Problem: Using the entries that follow, collect the lines where the word "JSON" appears.

Stored data:
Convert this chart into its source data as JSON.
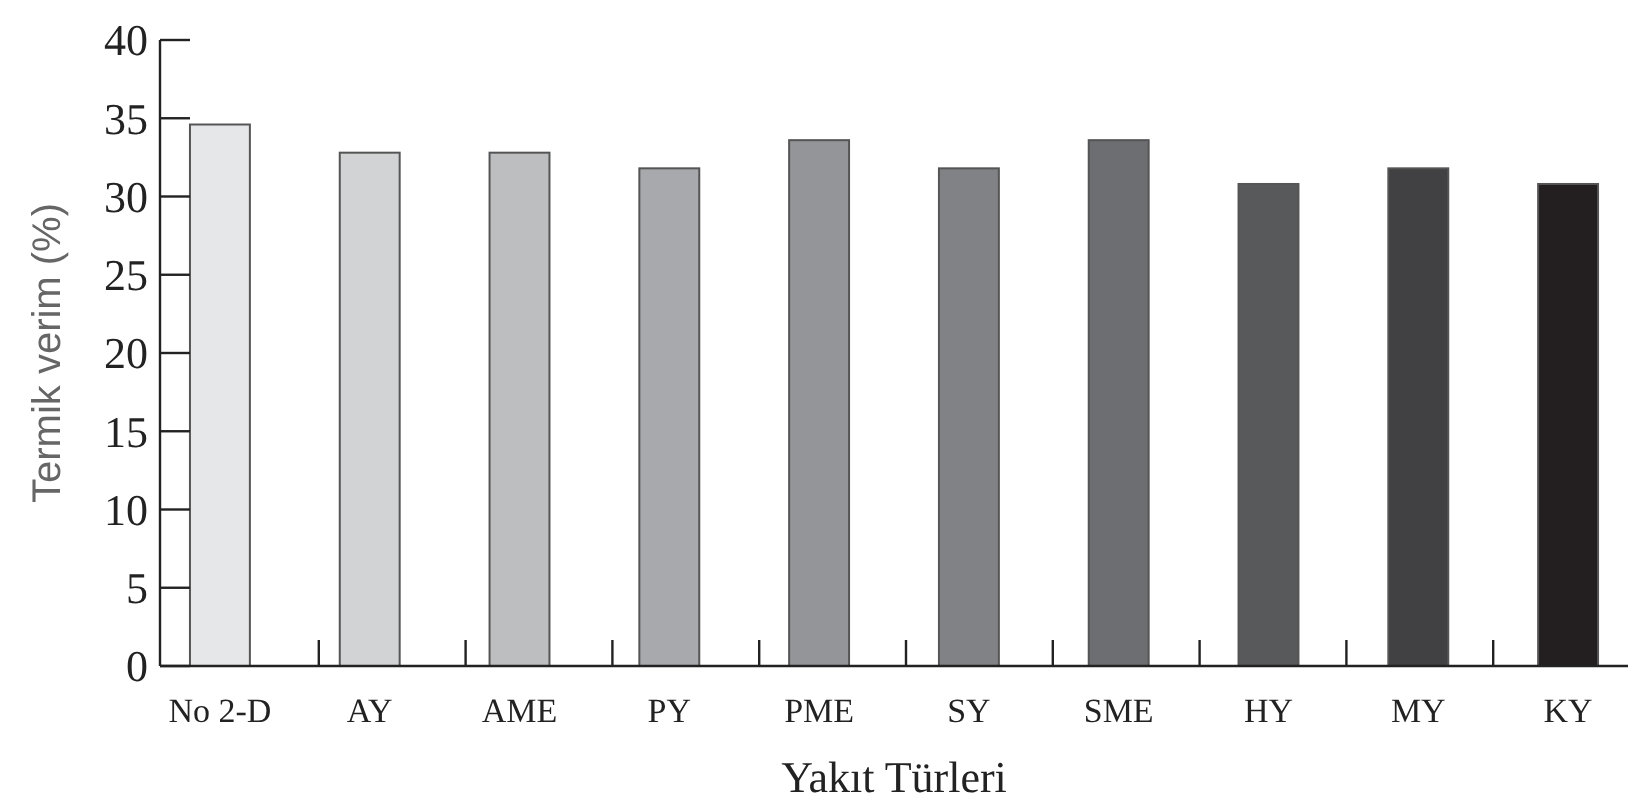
{
  "chart_data": {
    "type": "bar",
    "xlabel": "Yakıt Türleri",
    "ylabel": "Termik verim (%)",
    "categories": [
      "No 2-D",
      "AY",
      "AME",
      "PY",
      "PME",
      "SY",
      "SME",
      "HY",
      "MY",
      "KY"
    ],
    "values": [
      34.6,
      32.8,
      32.8,
      31.8,
      33.6,
      31.8,
      33.6,
      30.8,
      31.8,
      30.8
    ],
    "colors": [
      "#e6e7e8",
      "#d1d3d4",
      "#bcbec0",
      "#a7a9ac",
      "#939598",
      "#808285",
      "#6d6e71",
      "#58595b",
      "#414042",
      "#231f20"
    ],
    "ylim": [
      0,
      40
    ],
    "yticks": [
      0,
      5,
      10,
      15,
      20,
      25,
      30,
      35,
      40
    ]
  }
}
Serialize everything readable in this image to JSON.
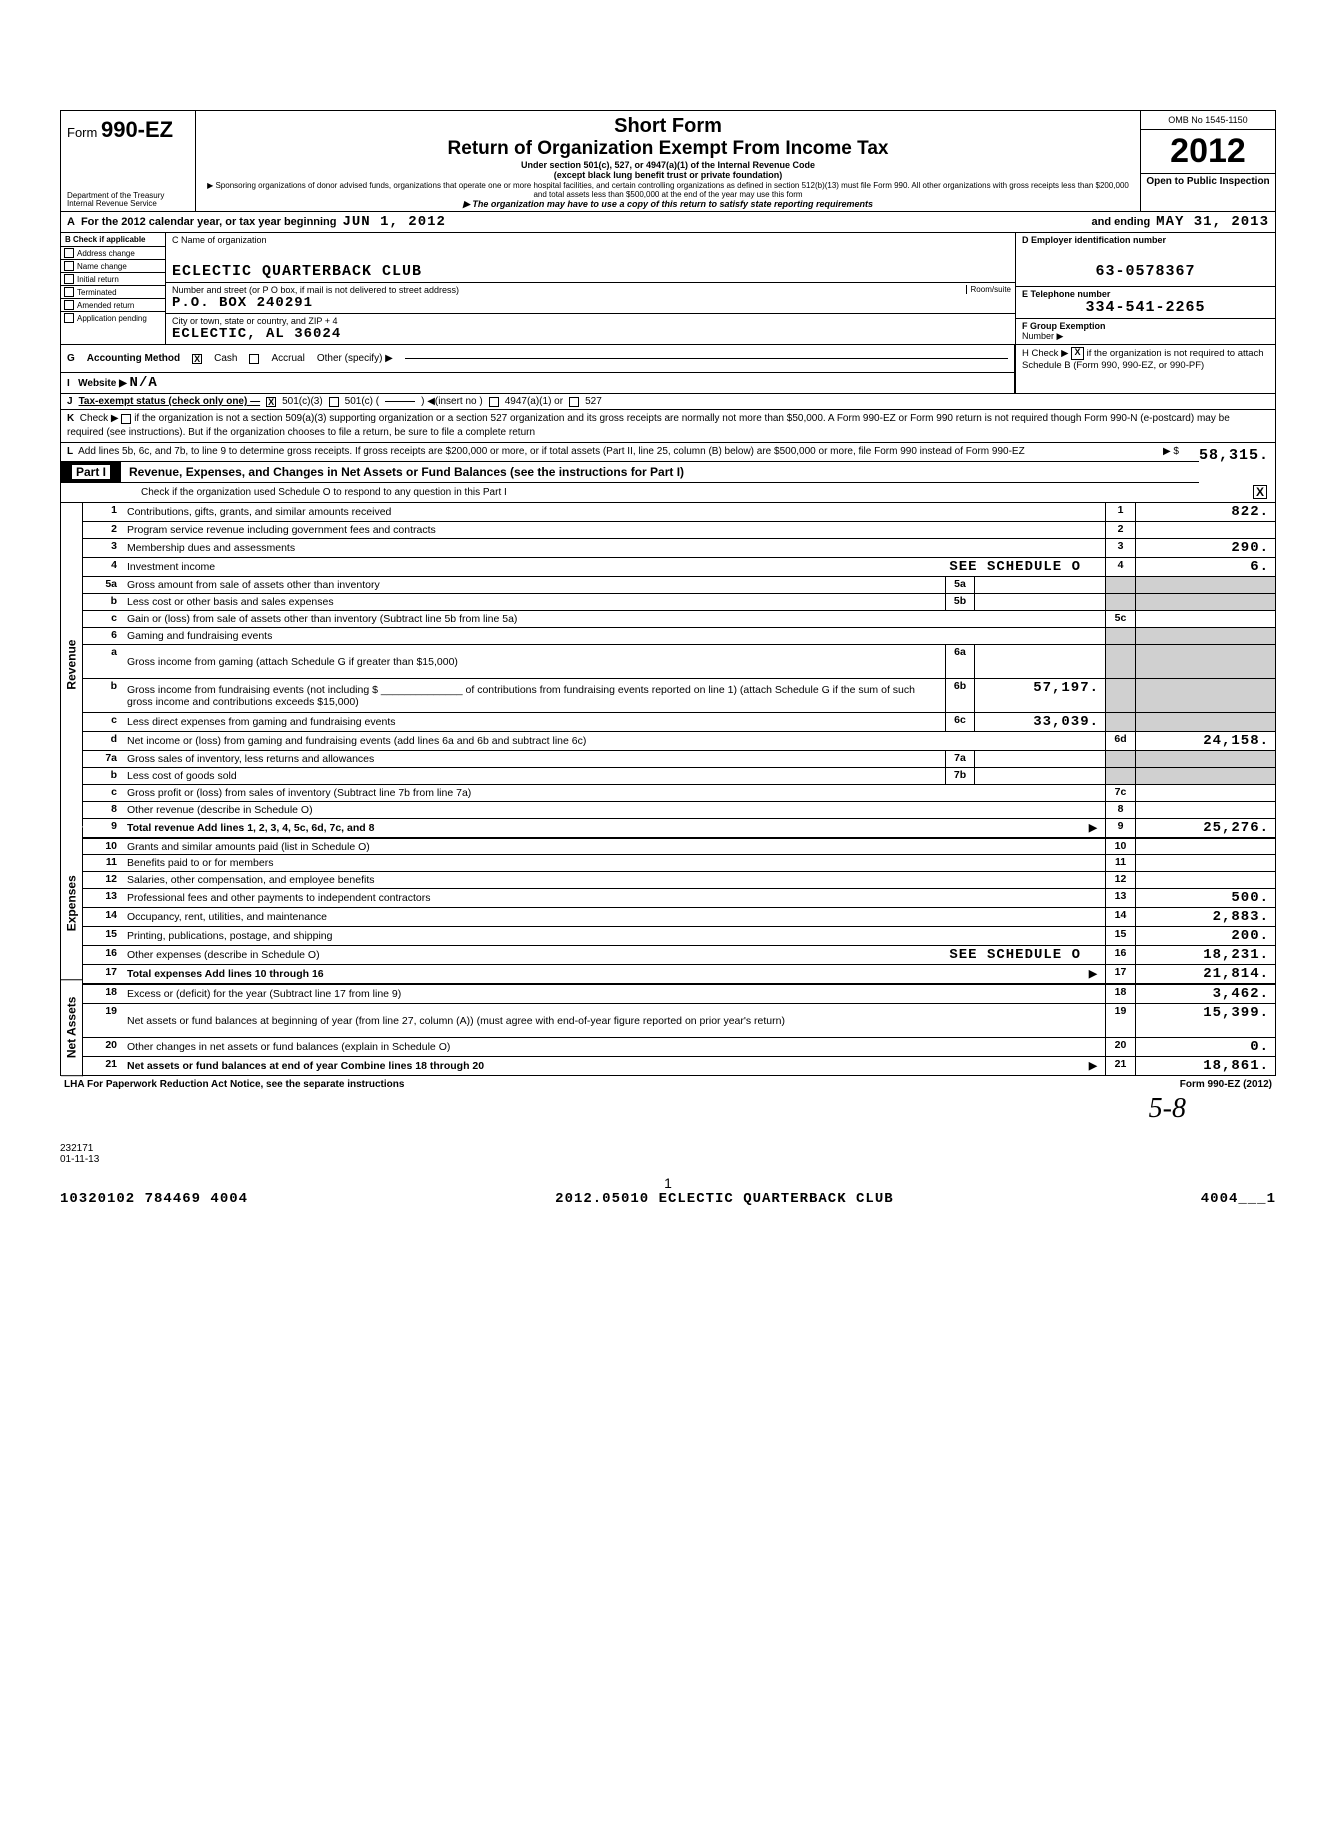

Exercise solution:
Convert this chart into its source data as JSON.
Serialize everything readable in this image to JSON.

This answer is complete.